_WRITTEN REQUEST_. Transcribe all records exactly.

_RECORDS SHOWN_.

::::::::::

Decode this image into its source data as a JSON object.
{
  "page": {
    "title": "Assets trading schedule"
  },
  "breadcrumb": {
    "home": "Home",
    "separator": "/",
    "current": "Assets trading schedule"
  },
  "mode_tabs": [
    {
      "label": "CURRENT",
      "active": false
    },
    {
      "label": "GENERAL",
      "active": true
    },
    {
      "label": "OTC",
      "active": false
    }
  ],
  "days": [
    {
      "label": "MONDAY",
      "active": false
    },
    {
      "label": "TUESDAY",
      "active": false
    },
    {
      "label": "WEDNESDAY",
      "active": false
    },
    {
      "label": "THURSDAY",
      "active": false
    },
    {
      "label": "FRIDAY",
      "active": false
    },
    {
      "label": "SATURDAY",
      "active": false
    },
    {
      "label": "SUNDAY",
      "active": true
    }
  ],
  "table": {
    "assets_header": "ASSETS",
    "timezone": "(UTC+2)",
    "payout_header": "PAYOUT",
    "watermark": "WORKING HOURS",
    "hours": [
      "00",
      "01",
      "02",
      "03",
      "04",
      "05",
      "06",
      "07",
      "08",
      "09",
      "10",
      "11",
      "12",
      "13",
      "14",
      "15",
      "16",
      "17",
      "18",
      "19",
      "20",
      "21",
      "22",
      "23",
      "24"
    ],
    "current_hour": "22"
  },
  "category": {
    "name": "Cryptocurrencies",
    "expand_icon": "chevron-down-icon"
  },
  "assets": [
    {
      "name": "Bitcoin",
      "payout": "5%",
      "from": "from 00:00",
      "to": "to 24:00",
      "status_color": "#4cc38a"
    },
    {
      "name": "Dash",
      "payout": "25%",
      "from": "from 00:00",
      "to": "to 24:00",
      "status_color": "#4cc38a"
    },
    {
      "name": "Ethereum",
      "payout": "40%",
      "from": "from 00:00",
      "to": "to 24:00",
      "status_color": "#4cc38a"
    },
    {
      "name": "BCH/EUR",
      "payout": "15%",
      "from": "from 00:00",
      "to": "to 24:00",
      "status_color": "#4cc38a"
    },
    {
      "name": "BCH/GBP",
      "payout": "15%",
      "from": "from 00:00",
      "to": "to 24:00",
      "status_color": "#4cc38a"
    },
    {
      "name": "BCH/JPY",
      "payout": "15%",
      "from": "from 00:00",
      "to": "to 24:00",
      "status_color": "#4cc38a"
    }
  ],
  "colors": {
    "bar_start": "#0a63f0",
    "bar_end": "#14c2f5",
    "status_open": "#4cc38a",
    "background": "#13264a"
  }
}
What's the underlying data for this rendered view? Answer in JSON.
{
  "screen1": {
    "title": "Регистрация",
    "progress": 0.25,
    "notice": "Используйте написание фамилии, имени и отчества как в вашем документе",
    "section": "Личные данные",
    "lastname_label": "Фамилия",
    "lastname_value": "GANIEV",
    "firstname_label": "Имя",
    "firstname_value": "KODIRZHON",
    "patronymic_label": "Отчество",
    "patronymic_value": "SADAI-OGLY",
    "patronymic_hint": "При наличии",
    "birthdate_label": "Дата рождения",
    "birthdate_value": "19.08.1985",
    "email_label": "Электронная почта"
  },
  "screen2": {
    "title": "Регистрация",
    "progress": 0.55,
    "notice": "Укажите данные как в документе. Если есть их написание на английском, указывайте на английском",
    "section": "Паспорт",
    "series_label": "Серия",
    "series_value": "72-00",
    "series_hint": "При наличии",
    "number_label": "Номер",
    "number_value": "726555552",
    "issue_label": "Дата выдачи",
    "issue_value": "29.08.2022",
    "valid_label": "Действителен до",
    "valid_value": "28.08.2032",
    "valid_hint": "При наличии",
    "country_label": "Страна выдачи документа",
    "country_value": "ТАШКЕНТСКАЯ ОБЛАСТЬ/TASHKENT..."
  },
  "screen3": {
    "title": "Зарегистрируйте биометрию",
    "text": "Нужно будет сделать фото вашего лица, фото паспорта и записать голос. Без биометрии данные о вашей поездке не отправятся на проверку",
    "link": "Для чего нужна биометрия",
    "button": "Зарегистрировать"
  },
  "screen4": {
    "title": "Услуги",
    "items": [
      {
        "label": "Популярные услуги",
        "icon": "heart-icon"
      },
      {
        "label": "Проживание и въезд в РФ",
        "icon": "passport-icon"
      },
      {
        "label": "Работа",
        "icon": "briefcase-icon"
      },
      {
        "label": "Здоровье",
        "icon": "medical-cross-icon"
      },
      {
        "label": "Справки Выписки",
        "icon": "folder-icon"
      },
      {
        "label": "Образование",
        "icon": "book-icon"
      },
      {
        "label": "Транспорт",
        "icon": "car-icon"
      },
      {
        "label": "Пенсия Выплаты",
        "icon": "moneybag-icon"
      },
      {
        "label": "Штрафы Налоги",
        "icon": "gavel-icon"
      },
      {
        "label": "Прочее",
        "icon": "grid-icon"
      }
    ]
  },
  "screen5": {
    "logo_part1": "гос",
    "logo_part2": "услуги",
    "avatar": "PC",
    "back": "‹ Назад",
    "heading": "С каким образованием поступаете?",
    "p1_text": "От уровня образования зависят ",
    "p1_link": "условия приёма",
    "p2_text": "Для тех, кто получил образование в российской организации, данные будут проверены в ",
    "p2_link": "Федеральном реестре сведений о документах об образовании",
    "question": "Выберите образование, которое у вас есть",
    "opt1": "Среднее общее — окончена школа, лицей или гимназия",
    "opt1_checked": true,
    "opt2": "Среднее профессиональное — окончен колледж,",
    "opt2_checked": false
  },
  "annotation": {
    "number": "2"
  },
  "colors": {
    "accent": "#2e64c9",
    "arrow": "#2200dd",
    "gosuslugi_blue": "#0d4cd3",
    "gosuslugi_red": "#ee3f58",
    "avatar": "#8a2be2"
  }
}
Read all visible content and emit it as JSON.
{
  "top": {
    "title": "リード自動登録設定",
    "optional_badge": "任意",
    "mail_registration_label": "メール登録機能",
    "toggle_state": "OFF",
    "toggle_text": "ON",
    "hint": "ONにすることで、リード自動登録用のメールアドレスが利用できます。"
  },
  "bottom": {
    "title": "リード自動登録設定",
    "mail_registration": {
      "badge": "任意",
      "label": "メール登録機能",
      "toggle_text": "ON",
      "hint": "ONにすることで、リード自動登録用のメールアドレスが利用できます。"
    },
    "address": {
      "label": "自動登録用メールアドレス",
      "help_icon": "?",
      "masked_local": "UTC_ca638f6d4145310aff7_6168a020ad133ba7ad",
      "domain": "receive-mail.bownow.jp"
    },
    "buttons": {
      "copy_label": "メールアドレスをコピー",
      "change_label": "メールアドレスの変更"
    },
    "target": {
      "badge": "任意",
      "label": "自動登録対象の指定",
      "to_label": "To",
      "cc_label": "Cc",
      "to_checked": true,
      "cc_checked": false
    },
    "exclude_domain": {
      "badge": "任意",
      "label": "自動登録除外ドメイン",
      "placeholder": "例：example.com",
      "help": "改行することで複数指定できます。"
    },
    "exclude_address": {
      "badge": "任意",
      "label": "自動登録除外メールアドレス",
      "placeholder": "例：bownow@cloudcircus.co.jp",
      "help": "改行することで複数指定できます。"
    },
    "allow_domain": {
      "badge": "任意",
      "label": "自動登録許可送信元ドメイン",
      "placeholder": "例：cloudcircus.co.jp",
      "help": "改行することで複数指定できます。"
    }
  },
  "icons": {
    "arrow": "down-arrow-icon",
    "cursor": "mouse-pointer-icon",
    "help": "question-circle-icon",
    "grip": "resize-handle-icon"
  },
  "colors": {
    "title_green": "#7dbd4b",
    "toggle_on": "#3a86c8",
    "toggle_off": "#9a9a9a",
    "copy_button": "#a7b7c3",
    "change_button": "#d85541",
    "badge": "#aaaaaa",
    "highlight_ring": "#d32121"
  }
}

::::::::::

_SOLUTION_.
Decode this image into its source data as a JSON object.
{
  "page": {
    "title": "Assets trading schedule"
  },
  "breadcrumb": {
    "home": "Home",
    "separator": "/",
    "current": "Assets trading schedule"
  },
  "mode_tabs": [
    {
      "label": "CURRENT",
      "active": false
    },
    {
      "label": "GENERAL",
      "active": true
    },
    {
      "label": "OTC",
      "active": false
    }
  ],
  "days": [
    {
      "label": "MONDAY",
      "active": false
    },
    {
      "label": "TUESDAY",
      "active": false
    },
    {
      "label": "WEDNESDAY",
      "active": false
    },
    {
      "label": "THURSDAY",
      "active": false
    },
    {
      "label": "FRIDAY",
      "active": false
    },
    {
      "label": "SATURDAY",
      "active": false
    },
    {
      "label": "SUNDAY",
      "active": true
    }
  ],
  "table": {
    "assets_header": "ASSETS",
    "timezone": "(UTC+2)",
    "payout_header": "PAYOUT",
    "watermark": "WORKING HOURS",
    "hours": [
      "00",
      "01",
      "02",
      "03",
      "04",
      "05",
      "06",
      "07",
      "08",
      "09",
      "10",
      "11",
      "12",
      "13",
      "14",
      "15",
      "16",
      "17",
      "18",
      "19",
      "20",
      "21",
      "22",
      "23",
      "24"
    ],
    "current_hour": "22"
  },
  "category": {
    "name": "Cryptocurrencies",
    "expand_icon": "chevron-down-icon"
  },
  "assets": [
    {
      "name": "Bitcoin",
      "payout": "5%",
      "from": "from 00:00",
      "to": "to 24:00",
      "status_color": "#4cc38a"
    },
    {
      "name": "Dash",
      "payout": "25%",
      "from": "from 00:00",
      "to": "to 24:00",
      "status_color": "#4cc38a"
    },
    {
      "name": "Ethereum",
      "payout": "40%",
      "from": "from 00:00",
      "to": "to 24:00",
      "status_color": "#4cc38a"
    },
    {
      "name": "BCH/EUR",
      "payout": "15%",
      "from": "from 00:00",
      "to": "to 24:00",
      "status_color": "#4cc38a"
    },
    {
      "name": "BCH/GBP",
      "payout": "15%",
      "from": "from 00:00",
      "to": "to 24:00",
      "status_color": "#4cc38a"
    },
    {
      "name": "BCH/JPY",
      "payout": "15%",
      "from": "from 00:00",
      "to": "to 24:00",
      "status_color": "#4cc38a"
    }
  ],
  "colors": {
    "bar_start": "#0a63f0",
    "bar_end": "#14c2f5",
    "status_open": "#4cc38a",
    "background": "#13264a"
  }
}
What's the underlying data for this rendered view? Answer in JSON.
{
  "screen1": {
    "title": "Регистрация",
    "progress": 0.25,
    "notice": "Используйте написание фамилии, имени и отчества как в вашем документе",
    "section": "Личные данные",
    "lastname_label": "Фамилия",
    "lastname_value": "GANIEV",
    "firstname_label": "Имя",
    "firstname_value": "KODIRZHON",
    "patronymic_label": "Отчество",
    "patronymic_value": "SADAI-OGLY",
    "patronymic_hint": "При наличии",
    "birthdate_label": "Дата рождения",
    "birthdate_value": "19.08.1985",
    "email_label": "Электронная почта"
  },
  "screen2": {
    "title": "Регистрация",
    "progress": 0.55,
    "notice": "Укажите данные как в документе. Если есть их написание на английском, указывайте на английском",
    "section": "Паспорт",
    "series_label": "Серия",
    "series_value": "72-00",
    "series_hint": "При наличии",
    "number_label": "Номер",
    "number_value": "726555552",
    "issue_label": "Дата выдачи",
    "issue_value": "29.08.2022",
    "valid_label": "Действителен до",
    "valid_value": "28.08.2032",
    "valid_hint": "При наличии",
    "country_label": "Страна выдачи документа",
    "country_value": "ТАШКЕНТСКАЯ ОБЛАСТЬ/TASHKENT..."
  },
  "screen3": {
    "title": "Зарегистрируйте биометрию",
    "text": "Нужно будет сделать фото вашего лица, фото паспорта и записать голос. Без биометрии данные о вашей поездке не отправятся на проверку",
    "link": "Для чего нужна биометрия",
    "button": "Зарегистрировать"
  },
  "screen4": {
    "title": "Услуги",
    "items": [
      {
        "label": "Популярные услуги",
        "icon": "heart-icon"
      },
      {
        "label": "Проживание и въезд в РФ",
        "icon": "passport-icon"
      },
      {
        "label": "Работа",
        "icon": "briefcase-icon"
      },
      {
        "label": "Здоровье",
        "icon": "medical-cross-icon"
      },
      {
        "label": "Справки Выписки",
        "icon": "folder-icon"
      },
      {
        "label": "Образование",
        "icon": "book-icon"
      },
      {
        "label": "Транспорт",
        "icon": "car-icon"
      },
      {
        "label": "Пенсия Выплаты",
        "icon": "moneybag-icon"
      },
      {
        "label": "Штрафы Налоги",
        "icon": "gavel-icon"
      },
      {
        "label": "Прочее",
        "icon": "grid-icon"
      }
    ]
  },
  "screen5": {
    "logo_part1": "гос",
    "logo_part2": "услуги",
    "avatar": "PC",
    "back": "‹ Назад",
    "heading": "С каким образованием поступаете?",
    "p1_text": "От уровня образования зависят ",
    "p1_link": "условия приёма",
    "p2_text": "Для тех, кто получил образование в российской организации, данные будут проверены в ",
    "p2_link": "Федеральном реестре сведений о документах об образовании",
    "question": "Выберите образование, которое у вас есть",
    "opt1": "Среднее общее — окончена школа, лицей или гимназия",
    "opt1_checked": true,
    "opt2": "Среднее профессиональное — окончен колледж,",
    "opt2_checked": false
  },
  "annotation": {
    "number": "2"
  },
  "colors": {
    "accent": "#2e64c9",
    "arrow": "#2200dd",
    "gosuslugi_blue": "#0d4cd3",
    "gosuslugi_red": "#ee3f58",
    "avatar": "#8a2be2"
  }
}
Read all visible content and emit it as JSON.
{
  "top": {
    "title": "リード自動登録設定",
    "optional_badge": "任意",
    "mail_registration_label": "メール登録機能",
    "toggle_state": "OFF",
    "toggle_text": "ON",
    "hint": "ONにすることで、リード自動登録用のメールアドレスが利用できます。"
  },
  "bottom": {
    "title": "リード自動登録設定",
    "mail_registration": {
      "badge": "任意",
      "label": "メール登録機能",
      "toggle_text": "ON",
      "hint": "ONにすることで、リード自動登録用のメールアドレスが利用できます。"
    },
    "address": {
      "label": "自動登録用メールアドレス",
      "help_icon": "?",
      "masked_local": "UTC_ca638f6d4145310aff7_6168a020ad133ba7ad",
      "domain": "receive-mail.bownow.jp"
    },
    "buttons": {
      "copy_label": "メールアドレスをコピー",
      "change_label": "メールアドレスの変更"
    },
    "target": {
      "badge": "任意",
      "label": "自動登録対象の指定",
      "to_label": "To",
      "cc_label": "Cc",
      "to_checked": true,
      "cc_checked": false
    },
    "exclude_domain": {
      "badge": "任意",
      "label": "自動登録除外ドメイン",
      "placeholder": "例：example.com",
      "help": "改行することで複数指定できます。"
    },
    "exclude_address": {
      "badge": "任意",
      "label": "自動登録除外メールアドレス",
      "placeholder": "例：bownow@cloudcircus.co.jp",
      "help": "改行することで複数指定できます。"
    },
    "allow_domain": {
      "badge": "任意",
      "label": "自動登録許可送信元ドメイン",
      "placeholder": "例：cloudcircus.co.jp",
      "help": "改行することで複数指定できます。"
    }
  },
  "icons": {
    "arrow": "down-arrow-icon",
    "cursor": "mouse-pointer-icon",
    "help": "question-circle-icon",
    "grip": "resize-handle-icon"
  },
  "colors": {
    "title_green": "#7dbd4b",
    "toggle_on": "#3a86c8",
    "toggle_off": "#9a9a9a",
    "copy_button": "#a7b7c3",
    "change_button": "#d85541",
    "badge": "#aaaaaa",
    "highlight_ring": "#d32121"
  }
}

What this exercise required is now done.